_WORK REQUIRED:_ Return the data exactly, with all pictures removed.
** start **
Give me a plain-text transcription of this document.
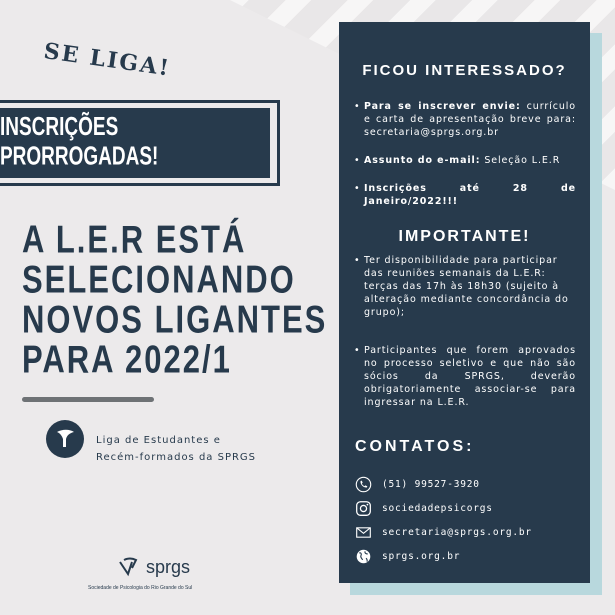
SE LIGA!
INSCRIÇÕES PRORROGADAS!
A L.E.R ESTÁ
SELECIONANDO
NOVOS LIGANTES
PARA 2022/1
Liga de Estudantes e
Recém-formados da SPRGS
sprgs
Sociedade de Psicologia do Rio Grande do Sul
FICOU INTERESSADO?
• Para se inscrever envie: currículo e carta de apresentação breve para: secretaria@sprgs.org.br
• Assunto do e-mail: Seleção L.E.R
• Inscrições até 28 de Janeiro/2022!!!
IMPORTANTE!
• Ter disponibilidade para participar das reuniões semanais da L.E.R: terças das 17h às 18h30 (sujeito à alteração mediante concordância do grupo);
• Participantes que forem aprovados no processo seletivo e que não são sócios da SPRGS, deverão obrigatoriamente associar-se para ingressar na L.E.R.
CONTATOS:
(51) 99527-3920
sociedadepsicorgs
secretaria@sprgs.org.br
sprgs.org.br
** end **
_TASK OUTPUT:_
Give me a plain-text transcription of this document.
SE LIGA!
INSCRIÇÕES PRORROGADAS!
A L.E.R ESTÁ
SELECIONANDO
NOVOS LIGANTES
PARA 2022/1
Liga de Estudantes e
Recém-formados da SPRGS
sprgs
Sociedade de Psicologia do Rio Grande do Sul
FICOU INTERESSADO?
• Para se inscrever envie: currículo e carta de apresentação breve para: secretaria@sprgs.org.br
• Assunto do e-mail: Seleção L.E.R
• Inscrições até 28 de Janeiro/2022!!!
IMPORTANTE!
• Ter disponibilidade para participar das reuniões semanais da L.E.R: terças das 17h às 18h30 (sujeito à alteração mediante concordância do grupo);
• Participantes que forem aprovados no processo seletivo e que não são sócios da SPRGS, deverão obrigatoriamente associar-se para ingressar na L.E.R.
CONTATOS:
(51) 99527-3920
sociedadepsicorgs
secretaria@sprgs.org.br
sprgs.org.br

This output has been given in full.